Aim of the exercise |
Search the records for the word "facile" and report each line that has it.
#### Material supplied
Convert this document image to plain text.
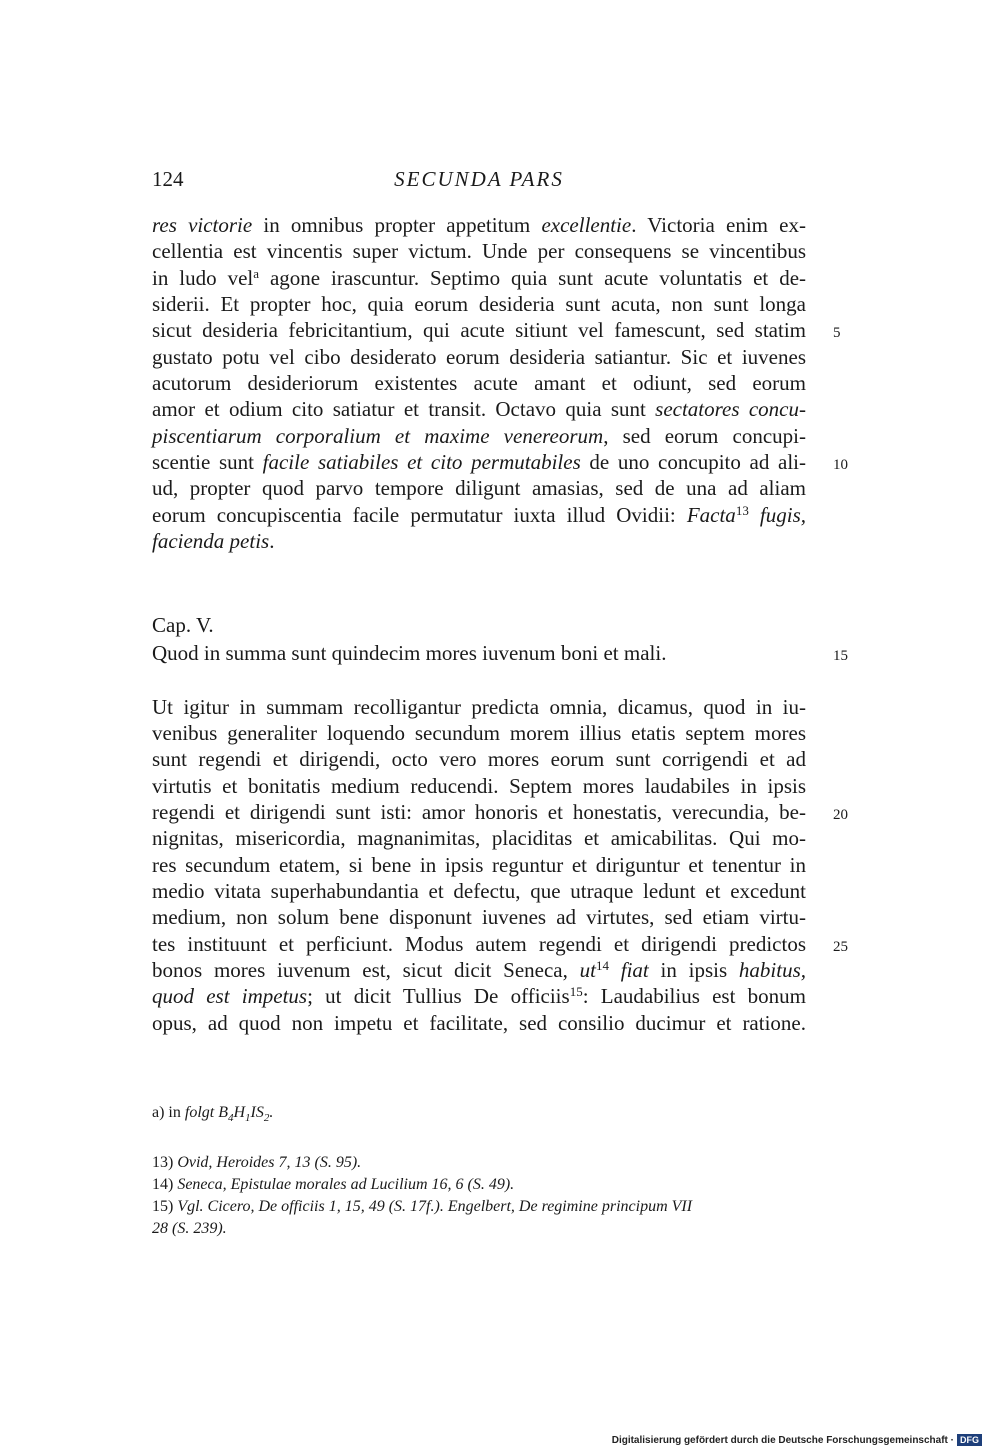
124	SECUNDA PARS
res victorie in omnibus propter appetitum excellentie. Victoria enim ex-
cellentia est vincentis super victum. Unde per consequens se vincentibus
in ludo vel$^a$ agone irascuntur. Septimo quia sunt acute voluntatis et de-
siderii. Et propter hoc, quia eorum desideria sunt acuta, non sunt longa
sicut desideria febricitantium, qui acute sitiunt vel famescunt, sed statim
gustato potu vel cibo desiderato eorum desideria satiantur. Sic et iuvenes
acutorum desideriorum existentes acute amant et odiunt, sed eorum
amor et odium cito satiatur et transit. Octavo quia sunt sectatores concu-
piscentiarum corporalium et maxime venereorum, sed eorum concupi-
scentie sunt facile satiabiles et cito permutabiles de uno concupito ad ali-
ud, propter quod parvo tempore diligunt amasias, sed de una ad aliam
eorum concupiscentia facile permutatur iuxta illud Ovidii: Facta$^{13}$ fugis,
facienda petis.
Cap. V.
Quod in summa sunt quindecim mores iuvenum boni et mali.
Ut igitur in summam recolligantur predicta omnia, dicamus, quod in iu-
venibus generaliter loquendo secundum morem illius etatis septem mores
sunt regendi et dirigendi, octo vero mores eorum sunt corrigendi et ad
virtutis et bonitatis medium reducendi. Septem mores laudabiles in ipsis
regendi et dirigendi sunt isti: amor honoris et honestatis, verecundia, be-
nignitas, misericordia, magnanimitas, placiditas et amicabilitas. Qui mo-
res secundum etatem, si bene in ipsis reguntur et diriguntur et tenentur in
medio vitata superhabundantia et defectu, que utraque ledunt et excedunt
medium, non solum bene disponunt iuvenes ad virtutes, sed etiam virtu-
tes instituunt et perficiunt. Modus autem regendi et dirigendi predictos
bonos mores iuvenum est, sicut dicit Seneca, $ut^{14}$ fiat in ipsis habitus,
quod est impetus; ut dicit Tullius De officiis$^{15}$: Laudabilius est bonum
opus, ad quod non impetu et facilitate, sed consilio ducimur et ratione.
5
10
15
20
25
a) in folgt $B_4H_1IS_2$.
13) Ovid, Heroides 7, 13 (S. 95).
14) Seneca, Epistulae morales ad Lucilium 16, 6 (S. 49).
15) Vgl. Cicero, De officiis 1, 15, 49 (S. 17f.). Engelbert, De regimine principum VII
28 (S. 239).
Digitalisierung gefördert durch die Deutsche Forschungsgemeinschaft · DFG
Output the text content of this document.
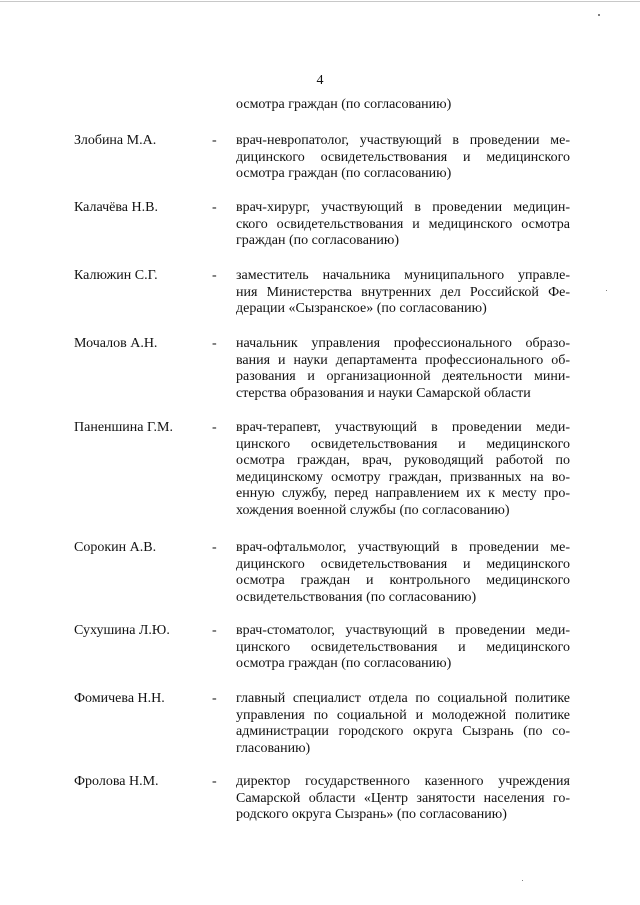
4
осмотра граждан (по согласованию)
Злобина М.А.	- врач-невропатолог, участвующий в проведении ме-
дицинского освидетельствования и медицинского
осмотра граждан (по согласованию)
Калачёва Н.В.	- врач-хирург, участвующий в проведении медицин-
ского освидетельствования и медицинского осмотра
граждан (по согласованию)
Калюжин С.Г.	- заместитель начальника муниципального управле-
ния Министерства внутренних дел Российской Фе-
дерации «Сызранское» (по согласованию)
Мочалов А.Н.	- начальник управления профессионального образо-
вания и науки департамента профессионального об-
разования и организационной деятельности мини-
стерства образования и науки Самарской области
Паненшина Г.М.	- врач-терапевт, участвующий в проведении меди-
цинского освидетельствования и медицинского
осмотра граждан, врач, руководящий работой по
медицинскому осмотру граждан, призванных на во-
енную службу, перед направлением их к месту про-
хождения военной службы (по согласованию)
Сорокин А.В.	- врач-офтальмолог, участвующий в проведении ме-
дицинского освидетельствования и медицинского
осмотра граждан и контрольного медицинского
освидетельствования (по согласованию)
Сухушина Л.Ю.	- врач-стоматолог, участвующий в проведении меди-
цинского освидетельствования и медицинского
осмотра граждан (по согласованию)
Фомичева Н.Н.	- главный специалист отдела по социальной политике
управления по социальной и молодежной политике
администрации городского округа Сызрань (по со-
гласованию)
Фролова Н.М.	- директор государственного казенного учреждения
Самарской области «Центр занятости населения го-
родского округа Сызрань» (по согласованию)
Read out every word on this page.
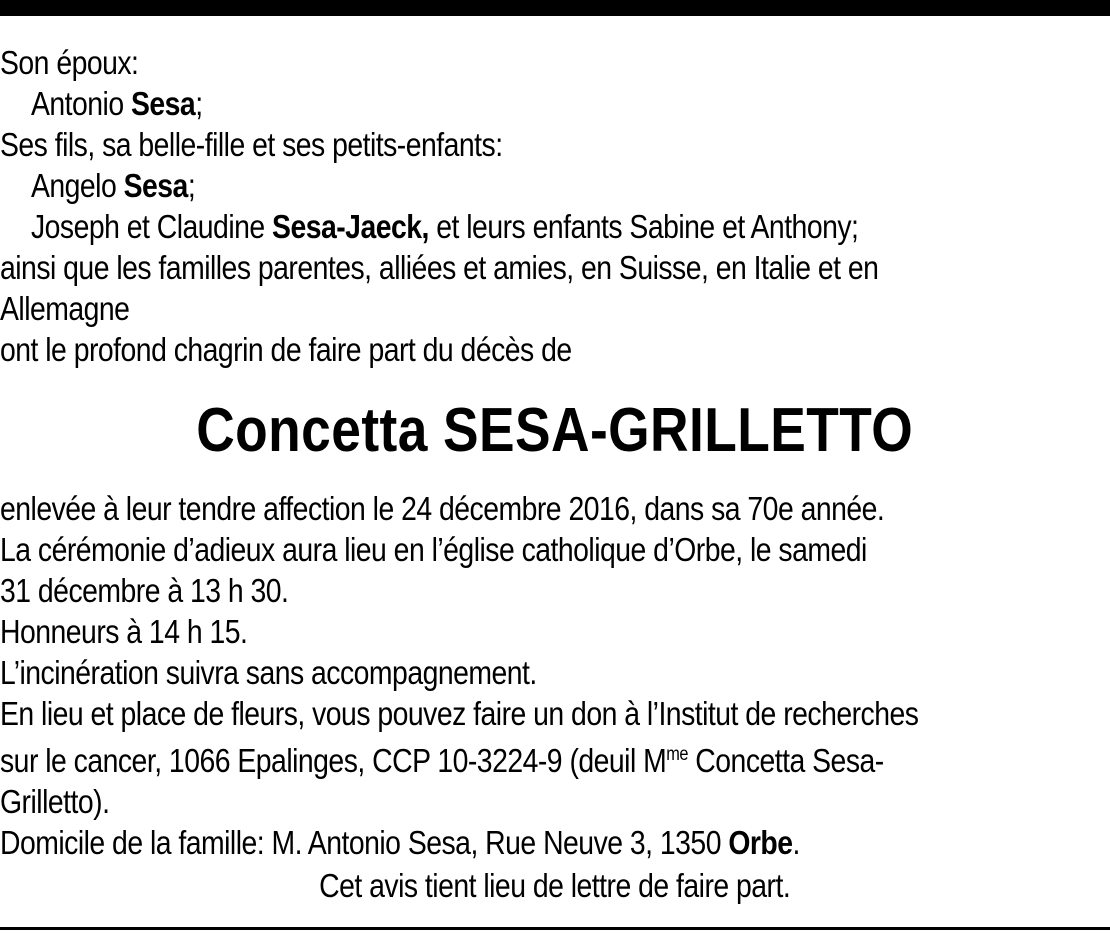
Son époux:
Antonio Sesa;
Ses fils, sa belle-fille et ses petits-enfants:
Angelo Sesa;
Joseph et Claudine Sesa-Jaeck, et leurs enfants Sabine et Anthony;
ainsi que les familles parentes, alliées et amies, en Suisse, en Italie et en
Allemagne
ont le profond chagrin de faire part du décès de
Concetta SESA-GRILLETTO
enlevée à leur tendre affection le 24 décembre 2016, dans sa 70e année.
La cérémonie d’adieux aura lieu en l’église catholique d’Orbe, le samedi
31 décembre à 13 h 30.
Honneurs à 14 h 15.
L’incinération suivra sans accompagnement.
En lieu et place de fleurs, vous pouvez faire un don à l’Institut de recherches
sur le cancer, 1066 Epalinges, CCP 10-3224-9 (deuil $M^{me}$ Concetta Sesa-
Grilletto).
Domicile de la famille: M. Antonio Sesa, Rue Neuve 3, 1350 Orbe.
Cet avis tient lieu de lettre de faire part.
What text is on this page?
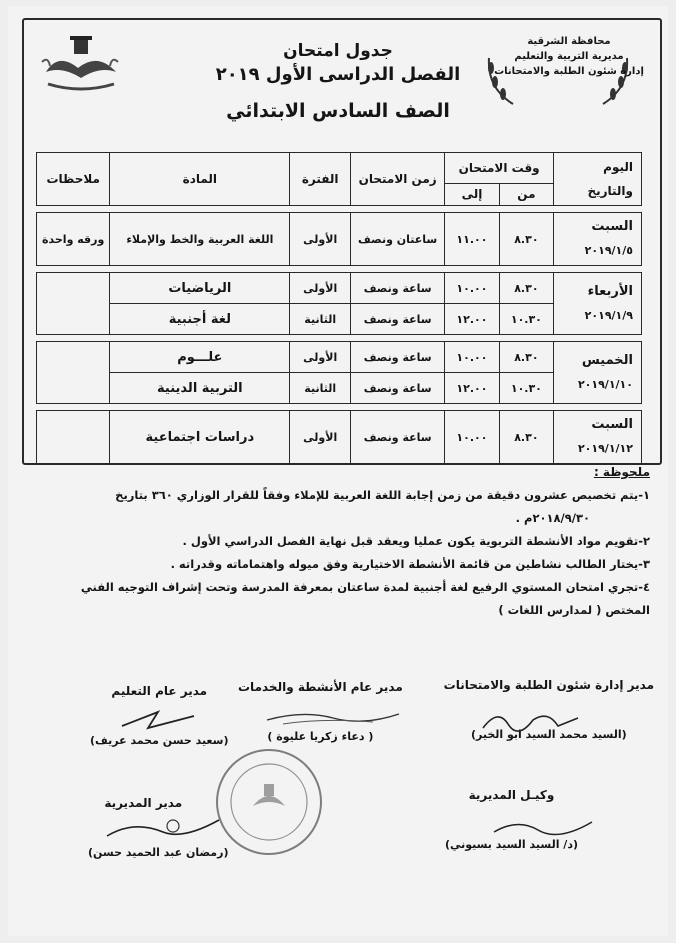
محافظة الشرقية
مديرية التربية والتعليم
إدارة شئون الطلبة والامتحانات
جدول امتحان
الفصل الدراسى الأول ٢٠١٩
الصف السادس الابتدائي
اليوم والتاريخ	وقت الامتحان		زمن الامتحان	الفترة	المادة	ملاحظات
	من	إلى				

السبت
٢٠١٩/١/٥	٨.٣٠	١١.٠٠	ساعتان ونصف	الأولى	اللغة العربية والخط والإملاء	ورقه واحدة

الأربعاء
٢٠١٩/١/٩	٨.٣٠	١٠.٠٠	ساعة ونصف	الأولى	الرياضيات	
	١٠.٣٠	١٢.٠٠	ساعة ونصف	الثانية	لغة أجنبية	

الخميس
٢٠١٩/١/١٠	٨.٣٠	١٠.٠٠	ساعة ونصف	الأولى	علـــوم	
	١٠.٣٠	١٢.٠٠	ساعة ونصف	الثانية	التربية الدينية	

السبت
٢٠١٩/١/١٢	٨.٣٠	١٠.٠٠	ساعة ونصف	الأولى	دراسات اجتماعية	

ملحوظة :

١-يتم تخصيص عشرون دقيقة من زمن إجابة اللغة العربية للإملاء وفقاً للقرار الوزاري ٣٦٠ بتاريخ

٢٠١٨/٩/٣٠م .

٢-تقويم مواد الأنشطة التربوية يكون عمليا ويعقد قبل نهاية الفصل الدراسي الأول .

٣-يختار الطالب نشاطين من قائمة الأنشطة الاختيارية وفق ميوله واهتماماته وقدراته .

٤-تجري امتحان المستوي الرفيع لغة أجنبية لمدة ساعتان بمعرفة المدرسة وتحت إشراف التوجيه الفني

المختص ( لمدارس اللغات )

مدير إدارة شئون الطلبة والامتحانات
(السيد محمد السيد ابو الخير)
مدير عام الأنشطة والخدمات
( دعاء زكريا عليوة )
مدير عام التعليم
(سعيد حسن محمد عريف)
وكيـل المديرية
(د/ السيد السيد بسيوني)
مدير المديرية
(رمضان عبد الحميد حسن)
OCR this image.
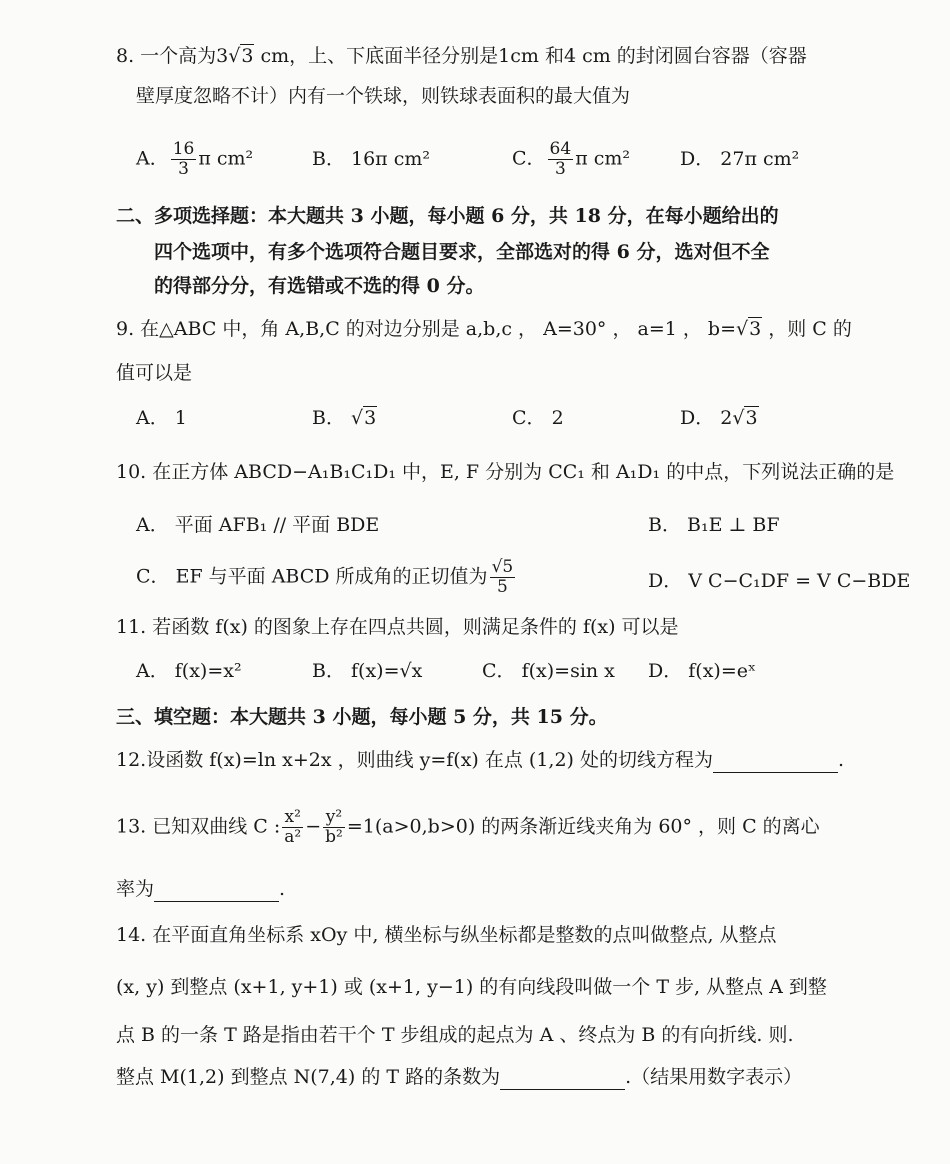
8. 一个高为3√3 cm，上、下底面半径分别是1cm 和4 cm 的封闭圆台容器（容器
壁厚度忽略不计）内有一个铁球，则铁球表面积的最大值为
A． $\frac{16}{3}$ π cm²	B． 16π cm²	C． $\frac{64}{3}$ π cm²	D． 27π cm²
二、多项选择题：本大题共 3 小题，每小题 6 分，共 18 分，在每小题给出的
四个选项中，有多个选项符合题目要求，全部选对的得 6 分，选对但不全
的得部分分，有选错或不选的得 0 分。
9. 在△ABC 中，角 A,B,C 的对边分别是 a,b,c ， A=30° ， a=1 ， b=√3 ，则 C 的
值可以是
A． 1	B． √3	C． 2	D． 2√3
10. 在正方体 ABCD−A₁B₁C₁D₁ 中，E, F 分别为 CC₁ 和 A₁D₁ 的中点，下列说法正确的是
A． 平面 AFB₁ // 平面 BDE	B． B₁E ⊥ BF
C． EF 与平面 ABCD 所成角的正切值为 $\frac{√5}{5}$	D． V C−C₁DF = V C−BDE
11. 若函数 f(x) 的图象上存在四点共圆，则满足条件的 f(x) 可以是
A． f(x)=x²	B． f(x)=√x	C． f(x)=sin x D． f(x)=eˣ
三、填空题：本大题共 3 小题，每小题 5 分，共 15 分。
12.设函数 f(x)=ln x+2x ，则曲线 y=f(x) 在点 (1,2) 处的切线方程为	.
13. 已知双曲线 C : $\frac{\text{x²}}{\text{a²}} - \frac{\text{y²}}{\text{b²}} =1(a>0,b>0)$ 的两条渐近线夹角为 60° ，则 C 的离心
率为	.
14. 在平面直角坐标系 xOy 中, 横坐标与纵坐标都是整数的点叫做整点, 从整点
(x, y) 到整点 (x+1, y+1) 或 (x+1, y−1) 的有向线段叫做一个 T 步, 从整点 A 到整
点 B 的一条 T 路是指由若干个 T 步组成的起点为 A 、终点为 B 的有向折线. 则.
整点 M(1,2) 到整点 N(7,4) 的 T 路的条数为	.（结果用数字表示）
########
Completed task |
scentie sunt facile satiabiles et cito permutabiles de uno concupito ad ali-
eorum concupiscentia facile permutatur iuxta illud Ovidii: Facta$^{13}$ fugis,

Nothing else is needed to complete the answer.